Aim = Every record below should be printed exactly as it appears.

Dataset records
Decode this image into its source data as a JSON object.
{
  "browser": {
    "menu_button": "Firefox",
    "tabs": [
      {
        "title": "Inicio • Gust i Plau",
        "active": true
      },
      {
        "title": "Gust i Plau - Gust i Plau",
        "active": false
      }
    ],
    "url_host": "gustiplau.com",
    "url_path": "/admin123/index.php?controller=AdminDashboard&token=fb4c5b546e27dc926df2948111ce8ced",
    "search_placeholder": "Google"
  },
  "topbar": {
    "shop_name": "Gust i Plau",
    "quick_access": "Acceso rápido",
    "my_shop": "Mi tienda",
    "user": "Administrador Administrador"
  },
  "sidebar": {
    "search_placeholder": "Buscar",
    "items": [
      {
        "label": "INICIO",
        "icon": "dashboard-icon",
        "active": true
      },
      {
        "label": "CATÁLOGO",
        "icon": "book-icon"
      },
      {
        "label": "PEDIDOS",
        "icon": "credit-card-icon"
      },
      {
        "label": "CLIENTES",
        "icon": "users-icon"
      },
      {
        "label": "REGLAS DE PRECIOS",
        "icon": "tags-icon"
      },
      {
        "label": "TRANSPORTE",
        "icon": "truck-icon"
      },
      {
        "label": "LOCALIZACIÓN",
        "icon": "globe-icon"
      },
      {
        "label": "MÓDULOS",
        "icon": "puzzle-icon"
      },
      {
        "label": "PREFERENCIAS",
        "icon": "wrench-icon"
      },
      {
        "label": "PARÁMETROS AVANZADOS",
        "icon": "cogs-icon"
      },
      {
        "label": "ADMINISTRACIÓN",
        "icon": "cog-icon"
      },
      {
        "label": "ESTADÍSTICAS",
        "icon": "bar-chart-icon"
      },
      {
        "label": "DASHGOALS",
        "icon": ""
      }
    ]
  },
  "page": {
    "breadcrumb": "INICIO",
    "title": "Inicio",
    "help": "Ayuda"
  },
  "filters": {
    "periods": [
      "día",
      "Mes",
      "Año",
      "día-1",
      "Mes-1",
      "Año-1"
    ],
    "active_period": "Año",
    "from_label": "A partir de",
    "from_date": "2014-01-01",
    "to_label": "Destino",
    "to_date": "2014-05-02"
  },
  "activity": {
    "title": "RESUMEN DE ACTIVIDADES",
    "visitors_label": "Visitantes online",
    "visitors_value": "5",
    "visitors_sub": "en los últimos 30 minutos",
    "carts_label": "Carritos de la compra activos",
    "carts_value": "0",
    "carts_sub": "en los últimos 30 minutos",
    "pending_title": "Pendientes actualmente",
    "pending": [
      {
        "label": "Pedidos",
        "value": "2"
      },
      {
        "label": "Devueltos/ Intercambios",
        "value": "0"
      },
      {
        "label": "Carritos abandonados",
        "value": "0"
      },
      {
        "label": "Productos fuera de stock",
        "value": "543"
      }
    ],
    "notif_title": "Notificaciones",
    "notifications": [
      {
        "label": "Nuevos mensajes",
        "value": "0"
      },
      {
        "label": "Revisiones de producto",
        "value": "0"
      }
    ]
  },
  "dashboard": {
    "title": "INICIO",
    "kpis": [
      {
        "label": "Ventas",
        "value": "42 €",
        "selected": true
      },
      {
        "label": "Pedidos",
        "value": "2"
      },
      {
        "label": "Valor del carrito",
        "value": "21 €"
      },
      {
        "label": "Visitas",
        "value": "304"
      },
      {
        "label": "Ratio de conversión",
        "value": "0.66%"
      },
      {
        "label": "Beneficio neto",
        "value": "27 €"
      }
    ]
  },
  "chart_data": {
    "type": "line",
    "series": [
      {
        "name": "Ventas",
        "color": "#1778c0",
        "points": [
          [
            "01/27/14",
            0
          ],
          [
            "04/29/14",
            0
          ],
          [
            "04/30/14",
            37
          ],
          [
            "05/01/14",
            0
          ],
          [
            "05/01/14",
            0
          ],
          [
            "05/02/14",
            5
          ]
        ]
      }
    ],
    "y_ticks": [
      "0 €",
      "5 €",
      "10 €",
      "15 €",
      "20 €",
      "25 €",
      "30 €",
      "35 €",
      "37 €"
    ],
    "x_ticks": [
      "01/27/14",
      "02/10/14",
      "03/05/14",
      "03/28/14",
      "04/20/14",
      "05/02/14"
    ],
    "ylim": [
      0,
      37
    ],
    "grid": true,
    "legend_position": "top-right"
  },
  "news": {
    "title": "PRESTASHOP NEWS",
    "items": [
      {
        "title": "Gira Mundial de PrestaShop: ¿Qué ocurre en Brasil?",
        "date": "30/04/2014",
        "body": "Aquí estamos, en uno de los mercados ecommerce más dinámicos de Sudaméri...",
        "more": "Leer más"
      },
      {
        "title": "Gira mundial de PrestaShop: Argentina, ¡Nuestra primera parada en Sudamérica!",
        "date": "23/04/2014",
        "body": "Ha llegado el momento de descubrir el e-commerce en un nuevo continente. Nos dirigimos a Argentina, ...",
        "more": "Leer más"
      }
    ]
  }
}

Task solution =
Decode this image into its source data as a JSON object.
{
  "browser": {
    "menu_button": "Firefox",
    "tabs": [
      {
        "title": "Inicio • Gust i Plau",
        "active": true
      },
      {
        "title": "Gust i Plau - Gust i Plau",
        "active": false
      }
    ],
    "url_host": "gustiplau.com",
    "url_path": "/admin123/index.php?controller=AdminDashboard&token=fb4c5b546e27dc926df2948111ce8ced",
    "search_placeholder": "Google"
  },
  "topbar": {
    "shop_name": "Gust i Plau",
    "quick_access": "Acceso rápido",
    "my_shop": "Mi tienda",
    "user": "Administrador Administrador"
  },
  "sidebar": {
    "search_placeholder": "Buscar",
    "items": [
      {
        "label": "INICIO",
        "icon": "dashboard-icon",
        "active": true
      },
      {
        "label": "CATÁLOGO",
        "icon": "book-icon"
      },
      {
        "label": "PEDIDOS",
        "icon": "credit-card-icon"
      },
      {
        "label": "CLIENTES",
        "icon": "users-icon"
      },
      {
        "label": "REGLAS DE PRECIOS",
        "icon": "tags-icon"
      },
      {
        "label": "TRANSPORTE",
        "icon": "truck-icon"
      },
      {
        "label": "LOCALIZACIÓN",
        "icon": "globe-icon"
      },
      {
        "label": "MÓDULOS",
        "icon": "puzzle-icon"
      },
      {
        "label": "PREFERENCIAS",
        "icon": "wrench-icon"
      },
      {
        "label": "PARÁMETROS AVANZADOS",
        "icon": "cogs-icon"
      },
      {
        "label": "ADMINISTRACIÓN",
        "icon": "cog-icon"
      },
      {
        "label": "ESTADÍSTICAS",
        "icon": "bar-chart-icon"
      },
      {
        "label": "DASHGOALS",
        "icon": ""
      }
    ]
  },
  "page": {
    "breadcrumb": "INICIO",
    "title": "Inicio",
    "help": "Ayuda"
  },
  "filters": {
    "periods": [
      "día",
      "Mes",
      "Año",
      "día-1",
      "Mes-1",
      "Año-1"
    ],
    "active_period": "Año",
    "from_label": "A partir de",
    "from_date": "2014-01-01",
    "to_label": "Destino",
    "to_date": "2014-05-02"
  },
  "activity": {
    "title": "RESUMEN DE ACTIVIDADES",
    "visitors_label": "Visitantes online",
    "visitors_value": "5",
    "visitors_sub": "en los últimos 30 minutos",
    "carts_label": "Carritos de la compra activos",
    "carts_value": "0",
    "carts_sub": "en los últimos 30 minutos",
    "pending_title": "Pendientes actualmente",
    "pending": [
      {
        "label": "Pedidos",
        "value": "2"
      },
      {
        "label": "Devueltos/ Intercambios",
        "value": "0"
      },
      {
        "label": "Carritos abandonados",
        "value": "0"
      },
      {
        "label": "Productos fuera de stock",
        "value": "543"
      }
    ],
    "notif_title": "Notificaciones",
    "notifications": [
      {
        "label": "Nuevos mensajes",
        "value": "0"
      },
      {
        "label": "Revisiones de producto",
        "value": "0"
      }
    ]
  },
  "dashboard": {
    "title": "INICIO",
    "kpis": [
      {
        "label": "Ventas",
        "value": "42 €",
        "selected": true
      },
      {
        "label": "Pedidos",
        "value": "2"
      },
      {
        "label": "Valor del carrito",
        "value": "21 €"
      },
      {
        "label": "Visitas",
        "value": "304"
      },
      {
        "label": "Ratio de conversión",
        "value": "0.66%"
      },
      {
        "label": "Beneficio neto",
        "value": "27 €"
      }
    ]
  },
  "chart_data": {
    "type": "line",
    "series": [
      {
        "name": "Ventas",
        "color": "#1778c0",
        "points": [
          [
            "01/27/14",
            0
          ],
          [
            "04/29/14",
            0
          ],
          [
            "04/30/14",
            37
          ],
          [
            "05/01/14",
            0
          ],
          [
            "05/01/14",
            0
          ],
          [
            "05/02/14",
            5
          ]
        ]
      }
    ],
    "y_ticks": [
      "0 €",
      "5 €",
      "10 €",
      "15 €",
      "20 €",
      "25 €",
      "30 €",
      "35 €",
      "37 €"
    ],
    "x_ticks": [
      "01/27/14",
      "02/10/14",
      "03/05/14",
      "03/28/14",
      "04/20/14",
      "05/02/14"
    ],
    "ylim": [
      0,
      37
    ],
    "grid": true,
    "legend_position": "top-right"
  },
  "news": {
    "title": "PRESTASHOP NEWS",
    "items": [
      {
        "title": "Gira Mundial de PrestaShop: ¿Qué ocurre en Brasil?",
        "date": "30/04/2014",
        "body": "Aquí estamos, en uno de los mercados ecommerce más dinámicos de Sudaméri...",
        "more": "Leer más"
      },
      {
        "title": "Gira mundial de PrestaShop: Argentina, ¡Nuestra primera parada en Sudamérica!",
        "date": "23/04/2014",
        "body": "Ha llegado el momento de descubrir el e-commerce en un nuevo continente. Nos dirigimos a Argentina, ...",
        "more": "Leer más"
      }
    ]
  }
}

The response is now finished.